Determine how many lines contain the string "marker" and reply with that number alone.

[START OF Given entries]

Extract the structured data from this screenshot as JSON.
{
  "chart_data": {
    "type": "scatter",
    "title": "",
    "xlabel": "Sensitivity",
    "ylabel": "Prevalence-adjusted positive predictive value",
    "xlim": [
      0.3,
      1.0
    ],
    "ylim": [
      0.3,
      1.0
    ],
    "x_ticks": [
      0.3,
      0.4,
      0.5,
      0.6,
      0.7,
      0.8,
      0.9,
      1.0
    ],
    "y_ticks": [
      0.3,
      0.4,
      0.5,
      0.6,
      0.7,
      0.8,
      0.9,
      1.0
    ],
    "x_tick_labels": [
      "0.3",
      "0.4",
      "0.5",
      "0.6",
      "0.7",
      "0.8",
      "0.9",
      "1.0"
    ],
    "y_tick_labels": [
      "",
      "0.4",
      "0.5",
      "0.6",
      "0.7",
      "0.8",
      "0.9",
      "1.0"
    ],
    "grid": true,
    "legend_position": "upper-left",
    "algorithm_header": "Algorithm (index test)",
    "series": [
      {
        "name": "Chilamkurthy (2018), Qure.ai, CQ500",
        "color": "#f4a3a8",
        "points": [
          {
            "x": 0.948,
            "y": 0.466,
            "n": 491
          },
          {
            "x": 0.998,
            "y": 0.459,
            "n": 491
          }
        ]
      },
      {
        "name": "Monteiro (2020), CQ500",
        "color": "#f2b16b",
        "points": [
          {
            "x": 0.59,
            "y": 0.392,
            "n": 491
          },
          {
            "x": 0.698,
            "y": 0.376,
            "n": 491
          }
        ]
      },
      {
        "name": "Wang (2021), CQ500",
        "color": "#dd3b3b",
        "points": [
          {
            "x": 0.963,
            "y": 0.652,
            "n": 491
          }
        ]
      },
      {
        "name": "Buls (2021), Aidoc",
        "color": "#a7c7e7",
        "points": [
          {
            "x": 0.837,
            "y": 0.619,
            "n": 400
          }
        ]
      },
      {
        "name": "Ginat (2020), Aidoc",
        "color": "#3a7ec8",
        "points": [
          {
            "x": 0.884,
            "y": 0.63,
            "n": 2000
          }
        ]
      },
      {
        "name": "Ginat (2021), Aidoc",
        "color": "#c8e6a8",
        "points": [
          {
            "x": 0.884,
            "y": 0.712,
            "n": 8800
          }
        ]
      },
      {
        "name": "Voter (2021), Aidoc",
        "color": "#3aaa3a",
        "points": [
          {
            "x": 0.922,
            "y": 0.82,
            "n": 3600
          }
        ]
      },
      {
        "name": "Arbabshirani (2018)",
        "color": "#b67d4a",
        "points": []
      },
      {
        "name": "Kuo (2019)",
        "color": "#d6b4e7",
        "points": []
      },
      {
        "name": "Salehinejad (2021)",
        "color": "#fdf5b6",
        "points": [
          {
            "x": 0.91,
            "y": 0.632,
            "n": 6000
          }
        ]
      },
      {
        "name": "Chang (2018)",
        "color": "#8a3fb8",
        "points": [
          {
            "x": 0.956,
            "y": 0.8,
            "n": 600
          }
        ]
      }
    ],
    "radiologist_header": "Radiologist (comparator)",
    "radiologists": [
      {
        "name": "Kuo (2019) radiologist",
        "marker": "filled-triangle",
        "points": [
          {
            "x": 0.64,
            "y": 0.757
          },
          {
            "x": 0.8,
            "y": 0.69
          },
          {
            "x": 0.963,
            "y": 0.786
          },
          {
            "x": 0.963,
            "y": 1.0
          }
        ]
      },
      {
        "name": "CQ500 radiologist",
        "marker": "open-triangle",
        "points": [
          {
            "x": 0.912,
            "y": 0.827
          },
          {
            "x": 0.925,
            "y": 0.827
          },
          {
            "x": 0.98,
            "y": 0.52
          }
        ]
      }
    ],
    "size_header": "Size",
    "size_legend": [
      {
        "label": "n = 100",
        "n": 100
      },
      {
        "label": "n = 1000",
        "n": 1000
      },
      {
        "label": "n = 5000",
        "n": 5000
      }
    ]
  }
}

[END OF Given entries]

Response for this exercise -
2